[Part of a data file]

===

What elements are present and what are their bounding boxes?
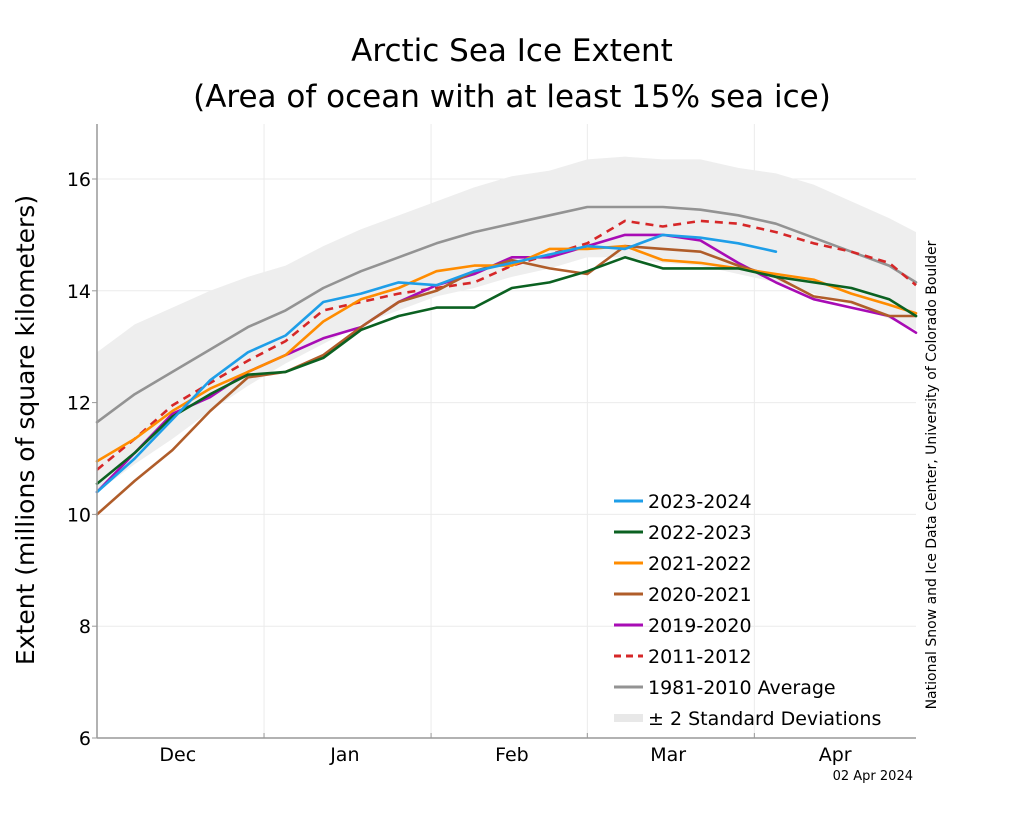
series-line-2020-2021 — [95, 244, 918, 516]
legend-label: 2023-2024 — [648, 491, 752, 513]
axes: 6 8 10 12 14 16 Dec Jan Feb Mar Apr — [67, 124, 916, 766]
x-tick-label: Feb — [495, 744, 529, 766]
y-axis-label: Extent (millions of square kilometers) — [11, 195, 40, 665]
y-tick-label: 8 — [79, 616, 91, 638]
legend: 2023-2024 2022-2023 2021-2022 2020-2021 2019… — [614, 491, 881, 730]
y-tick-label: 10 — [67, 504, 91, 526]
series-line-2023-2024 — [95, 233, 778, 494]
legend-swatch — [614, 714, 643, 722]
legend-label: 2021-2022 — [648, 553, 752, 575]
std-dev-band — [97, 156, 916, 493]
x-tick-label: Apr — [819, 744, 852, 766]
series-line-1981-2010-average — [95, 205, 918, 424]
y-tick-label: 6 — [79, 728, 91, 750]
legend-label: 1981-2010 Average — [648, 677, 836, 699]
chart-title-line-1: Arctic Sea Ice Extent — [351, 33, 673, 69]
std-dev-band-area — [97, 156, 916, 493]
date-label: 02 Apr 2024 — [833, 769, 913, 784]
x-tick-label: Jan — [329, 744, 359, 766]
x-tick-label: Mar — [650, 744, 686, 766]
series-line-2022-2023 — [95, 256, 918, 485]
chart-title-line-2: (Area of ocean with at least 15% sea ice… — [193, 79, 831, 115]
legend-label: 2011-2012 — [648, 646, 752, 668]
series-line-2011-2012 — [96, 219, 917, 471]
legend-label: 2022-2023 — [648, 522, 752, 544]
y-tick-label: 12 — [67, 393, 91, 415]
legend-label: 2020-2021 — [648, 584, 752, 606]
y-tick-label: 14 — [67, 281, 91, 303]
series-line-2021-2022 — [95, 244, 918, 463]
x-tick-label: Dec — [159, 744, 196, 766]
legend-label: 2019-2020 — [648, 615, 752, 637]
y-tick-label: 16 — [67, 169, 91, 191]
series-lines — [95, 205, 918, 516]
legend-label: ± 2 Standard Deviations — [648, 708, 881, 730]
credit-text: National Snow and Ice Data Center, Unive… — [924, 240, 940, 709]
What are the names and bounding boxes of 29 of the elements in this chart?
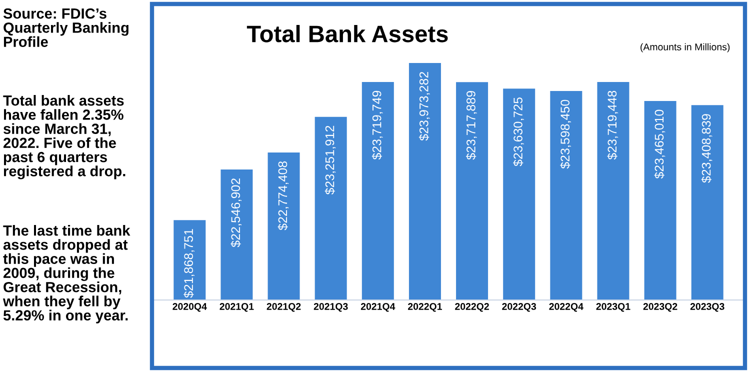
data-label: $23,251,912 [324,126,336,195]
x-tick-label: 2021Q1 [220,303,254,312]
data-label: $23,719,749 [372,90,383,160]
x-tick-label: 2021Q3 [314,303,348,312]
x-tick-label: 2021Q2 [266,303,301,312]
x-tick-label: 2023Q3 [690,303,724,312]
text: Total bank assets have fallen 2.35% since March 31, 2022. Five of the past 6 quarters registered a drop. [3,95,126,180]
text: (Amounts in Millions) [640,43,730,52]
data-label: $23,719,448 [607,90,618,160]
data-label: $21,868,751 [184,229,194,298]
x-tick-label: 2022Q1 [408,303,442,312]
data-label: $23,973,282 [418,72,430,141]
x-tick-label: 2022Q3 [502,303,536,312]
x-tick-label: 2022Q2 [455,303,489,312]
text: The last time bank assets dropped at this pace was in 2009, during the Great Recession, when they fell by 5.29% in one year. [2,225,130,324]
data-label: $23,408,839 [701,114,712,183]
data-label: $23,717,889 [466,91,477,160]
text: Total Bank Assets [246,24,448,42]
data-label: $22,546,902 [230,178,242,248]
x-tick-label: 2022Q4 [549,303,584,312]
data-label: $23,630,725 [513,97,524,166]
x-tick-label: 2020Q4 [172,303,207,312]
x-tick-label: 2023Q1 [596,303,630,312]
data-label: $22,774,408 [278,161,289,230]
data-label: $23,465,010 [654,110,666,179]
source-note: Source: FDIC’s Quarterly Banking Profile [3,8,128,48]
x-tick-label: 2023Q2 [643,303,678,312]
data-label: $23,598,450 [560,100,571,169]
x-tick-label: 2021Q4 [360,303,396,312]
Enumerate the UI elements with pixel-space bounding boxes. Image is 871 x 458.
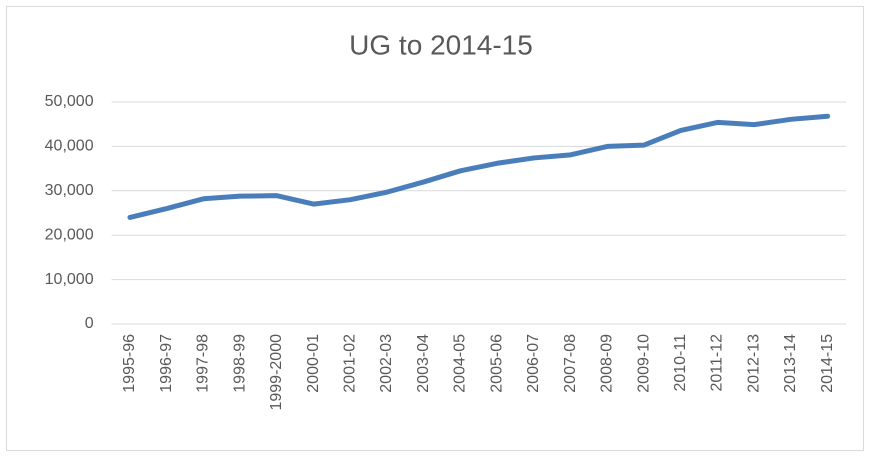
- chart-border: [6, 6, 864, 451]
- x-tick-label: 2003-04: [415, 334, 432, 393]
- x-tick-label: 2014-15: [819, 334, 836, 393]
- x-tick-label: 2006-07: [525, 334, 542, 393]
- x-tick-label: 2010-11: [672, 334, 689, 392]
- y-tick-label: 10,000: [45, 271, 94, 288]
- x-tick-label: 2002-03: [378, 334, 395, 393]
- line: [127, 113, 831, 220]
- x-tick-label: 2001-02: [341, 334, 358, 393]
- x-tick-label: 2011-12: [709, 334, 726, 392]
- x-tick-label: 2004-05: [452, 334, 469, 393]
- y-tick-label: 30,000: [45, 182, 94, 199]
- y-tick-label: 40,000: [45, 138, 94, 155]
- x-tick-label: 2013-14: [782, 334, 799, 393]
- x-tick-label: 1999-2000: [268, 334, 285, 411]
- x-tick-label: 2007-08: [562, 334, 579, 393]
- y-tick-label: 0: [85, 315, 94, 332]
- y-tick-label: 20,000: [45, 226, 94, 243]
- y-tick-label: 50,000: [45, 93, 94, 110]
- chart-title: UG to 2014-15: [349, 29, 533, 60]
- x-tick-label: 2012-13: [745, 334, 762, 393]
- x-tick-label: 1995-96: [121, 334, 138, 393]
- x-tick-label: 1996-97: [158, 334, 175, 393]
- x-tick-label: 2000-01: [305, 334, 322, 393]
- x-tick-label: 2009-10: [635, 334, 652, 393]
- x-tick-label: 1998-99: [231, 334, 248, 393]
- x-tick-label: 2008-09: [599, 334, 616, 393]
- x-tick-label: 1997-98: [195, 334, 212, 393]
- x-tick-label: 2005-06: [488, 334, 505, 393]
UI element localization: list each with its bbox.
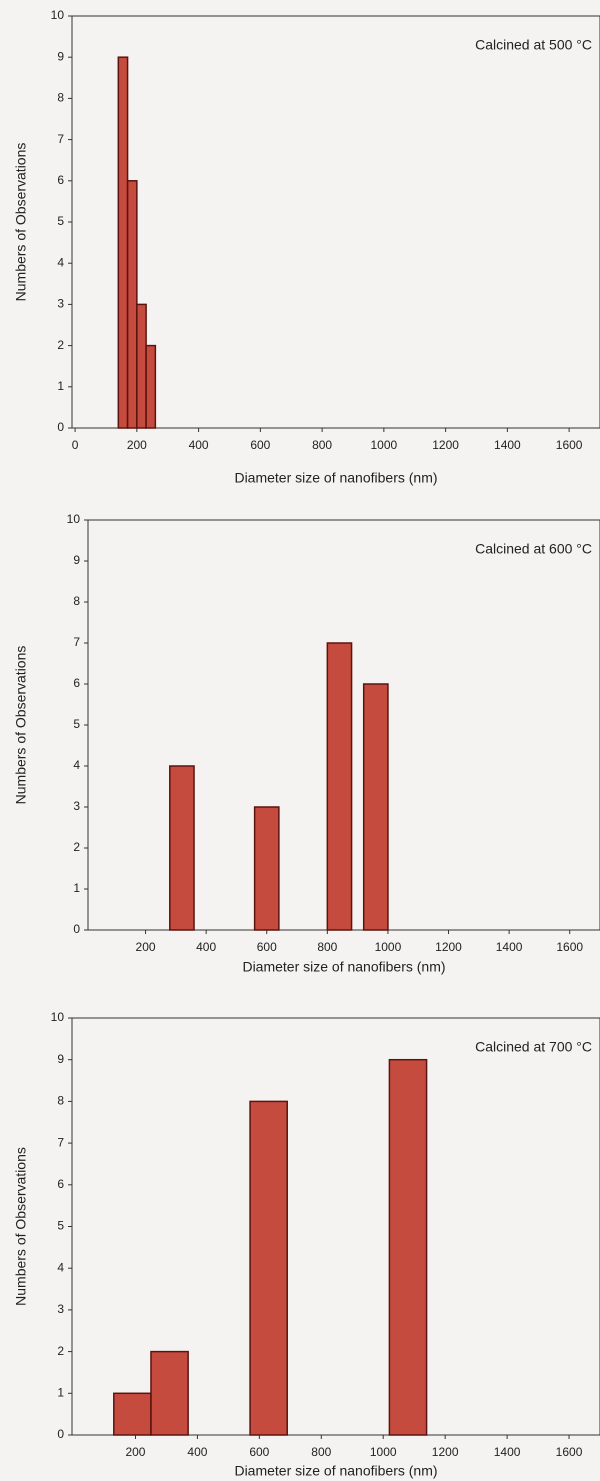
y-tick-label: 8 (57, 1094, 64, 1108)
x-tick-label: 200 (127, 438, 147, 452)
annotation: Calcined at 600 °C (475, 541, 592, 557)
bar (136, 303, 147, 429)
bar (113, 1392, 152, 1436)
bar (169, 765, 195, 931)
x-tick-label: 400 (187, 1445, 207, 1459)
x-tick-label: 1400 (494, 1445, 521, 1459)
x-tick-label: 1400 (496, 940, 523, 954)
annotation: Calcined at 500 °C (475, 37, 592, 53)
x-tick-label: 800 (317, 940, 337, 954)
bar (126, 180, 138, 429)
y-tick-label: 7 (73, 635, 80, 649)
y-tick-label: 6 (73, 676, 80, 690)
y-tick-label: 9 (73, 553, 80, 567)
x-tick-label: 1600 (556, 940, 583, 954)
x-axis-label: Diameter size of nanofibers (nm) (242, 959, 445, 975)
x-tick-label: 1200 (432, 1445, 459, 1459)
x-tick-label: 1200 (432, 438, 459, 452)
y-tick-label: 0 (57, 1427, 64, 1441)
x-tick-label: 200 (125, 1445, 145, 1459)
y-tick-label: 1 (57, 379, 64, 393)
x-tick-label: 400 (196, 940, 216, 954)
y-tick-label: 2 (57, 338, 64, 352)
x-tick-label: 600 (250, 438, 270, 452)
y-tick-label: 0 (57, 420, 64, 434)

===

Write out all of the lines above word for word, but leave the pictures out of your answer.

■ Task result
What elements are present and what are their bounding boxes?
series-line-2020-2021 — [95, 244, 918, 516]
legend-label: 2023-2024 — [648, 491, 752, 513]
axes: 6 8 10 12 14 16 Dec Jan Feb Mar Apr — [67, 124, 916, 766]
x-tick-label: Feb — [495, 744, 529, 766]
y-axis-label: Extent (millions of square kilometers) — [11, 195, 40, 665]
y-tick-label: 8 — [79, 616, 91, 638]
legend: 2023-2024 2022-2023 2021-2022 2020-2021 2019… — [614, 491, 881, 730]
y-tick-label: 10 — [67, 504, 91, 526]
series-line-2023-2024 — [95, 233, 778, 494]
legend-swatch — [614, 714, 643, 722]
legend-label: 2021-2022 — [648, 553, 752, 575]
std-dev-band — [97, 156, 916, 493]
x-tick-label: Apr — [819, 744, 852, 766]
series-line-1981-2010-average — [95, 205, 918, 424]
y-tick-label: 6 — [79, 728, 91, 750]
legend-label: 1981-2010 Average — [648, 677, 836, 699]
chart-title-line-1: Arctic Sea Ice Extent — [351, 33, 673, 69]
std-dev-band-area — [97, 156, 916, 493]
date-label: 02 Apr 2024 — [833, 769, 913, 784]
x-tick-label: Jan — [329, 744, 359, 766]
x-tick-label: Mar — [650, 744, 686, 766]
series-line-2022-2023 — [95, 256, 918, 485]
chart-title-line-2: (Area of ocean with at least 15% sea ice… — [193, 79, 831, 115]
legend-label: 2011-2012 — [648, 646, 752, 668]
series-line-2011-2012 — [96, 219, 917, 471]
legend-label: 2022-2023 — [648, 522, 752, 544]
y-tick-label: 12 — [67, 393, 91, 415]
legend-label: 2020-2021 — [648, 584, 752, 606]
y-tick-label: 14 — [67, 281, 91, 303]
series-line-2021-2022 — [95, 244, 918, 463]
x-tick-label: Dec — [159, 744, 196, 766]
legend-label: 2019-2020 — [648, 615, 752, 637]
y-tick-label: 16 — [67, 169, 91, 191]
series-lines — [95, 205, 918, 516]
legend-label: ± 2 Standard Deviations — [648, 708, 881, 730]
credit-text: National Snow and Ice Data Center, Unive… — [924, 240, 940, 709]
What are the names and bounding boxes of 29 of the elements in this chart?
data-label: $23,251,912 [324,126,336,195]
x-tick-label: 2021Q1 [220,303,254,312]
data-label: $23,719,749 [372,90,383,160]
x-tick-label: 2021Q3 [314,303,348,312]
x-tick-label: 2021Q2 [266,303,301,312]
x-tick-label: 2023Q3 [690,303,724,312]
text: Total bank assets have fallen 2.35% since March 31, 2022. Five of the past 6 quarters registered a drop. [3,95,126,180]
text: (Amounts in Millions) [640,43,730,52]
data-label: $23,719,448 [607,90,618,160]
data-label: $21,868,751 [184,229,194,298]
x-tick-label: 2022Q1 [408,303,442,312]
data-label: $23,973,282 [418,72,430,141]
x-tick-label: 2022Q3 [502,303,536,312]
x-tick-label: 2022Q2 [455,303,489,312]
text: The last time bank assets dropped at this pace was in 2009, during the Great Recession, when they fell by 5.29% in one year. [2,225,130,324]
data-label: $23,408,839 [701,114,712,183]
data-label: $23,717,889 [466,91,477,160]
text: Total Bank Assets [246,24,448,42]
data-label: $22,546,902 [230,178,242,248]
x-tick-label: 2022Q4 [549,303,584,312]
data-label: $23,630,725 [513,97,524,166]
x-tick-label: 2020Q4 [172,303,207,312]
x-tick-label: 2023Q1 [596,303,630,312]
data-label: $22,774,408 [278,161,289,230]
data-label: $23,465,010 [654,110,666,179]
source-note: Source: FDIC’s Quarterly Banking Profile [3,8,128,48]
x-tick-label: 2023Q2 [643,303,678,312]
data-label: $23,598,450 [560,100,571,169]
x-tick-label: 2021Q4 [360,303,396,312]
Enumerate the UI elements with pixel-space bounding boxes. Image is 871 x 458.
- chart-border: [6, 6, 864, 451]
- x-tick-label: 2003-04: [415, 334, 432, 393]
- x-tick-label: 2014-15: [819, 334, 836, 393]
- x-tick-label: 2006-07: [525, 334, 542, 393]
- x-tick-label: 2010-11: [672, 334, 689, 392]
- y-tick-label: 10,000: [45, 271, 94, 288]
- x-tick-label: 2002-03: [378, 334, 395, 393]
- line: [127, 113, 831, 220]
- x-tick-label: 2001-02: [341, 334, 358, 393]
- x-tick-label: 2011-12: [709, 334, 726, 392]
- x-tick-label: 2004-05: [452, 334, 469, 393]
- y-tick-label: 30,000: [45, 182, 94, 199]
- y-tick-label: 40,000: [45, 138, 94, 155]
- x-tick-label: 2013-14: [782, 334, 799, 393]
- x-tick-label: 1999-2000: [268, 334, 285, 411]
- x-tick-label: 2007-08: [562, 334, 579, 393]
- y-tick-label: 0: [85, 315, 94, 332]
- y-tick-label: 20,000: [45, 226, 94, 243]
- y-tick-label: 50,000: [45, 93, 94, 110]
- chart-title: UG to 2014-15: [349, 29, 533, 60]
- x-tick-label: 2012-13: [745, 334, 762, 393]
- x-tick-label: 1995-96: [121, 334, 138, 393]
- x-tick-label: 1996-97: [158, 334, 175, 393]
- x-tick-label: 2000-01: [305, 334, 322, 393]
- x-tick-label: 2009-10: [635, 334, 652, 393]
- x-tick-label: 1998-99: [231, 334, 248, 393]
- x-tick-label: 2008-09: [599, 334, 616, 393]
- x-tick-label: 1997-98: [195, 334, 212, 393]
- x-tick-label: 2005-06: [488, 334, 505, 393]
UI element localization: list each with its bbox.
y-tick-label: 8 (57, 1094, 64, 1108)
x-tick-label: 200 (127, 438, 147, 452)
annotation: Calcined at 600 °C (475, 541, 592, 557)
bar (136, 303, 147, 429)
bar (113, 1392, 152, 1436)
bar (169, 765, 195, 931)
x-tick-label: 400 (187, 1445, 207, 1459)
x-tick-label: 1400 (494, 1445, 521, 1459)
x-tick-label: 1400 (496, 940, 523, 954)
annotation: Calcined at 500 °C (475, 37, 592, 53)
x-tick-label: 800 (317, 940, 337, 954)
bar (126, 180, 138, 429)
y-tick-label: 7 (73, 635, 80, 649)
y-tick-label: 6 (73, 676, 80, 690)
y-tick-label: 9 (73, 553, 80, 567)
x-tick-label: 1600 (556, 940, 583, 954)
x-axis-label: Diameter size of nanofibers (nm) (242, 959, 445, 975)
x-tick-label: 1200 (432, 1445, 459, 1459)
x-tick-label: 1200 (432, 438, 459, 452)
y-tick-label: 0 (57, 1427, 64, 1441)
x-tick-label: 200 (125, 1445, 145, 1459)
y-tick-label: 1 (57, 379, 64, 393)
x-tick-label: 400 (196, 940, 216, 954)
y-tick-label: 2 (57, 338, 64, 352)
x-tick-label: 600 (250, 438, 270, 452)
y-tick-label: 0 (57, 420, 64, 434)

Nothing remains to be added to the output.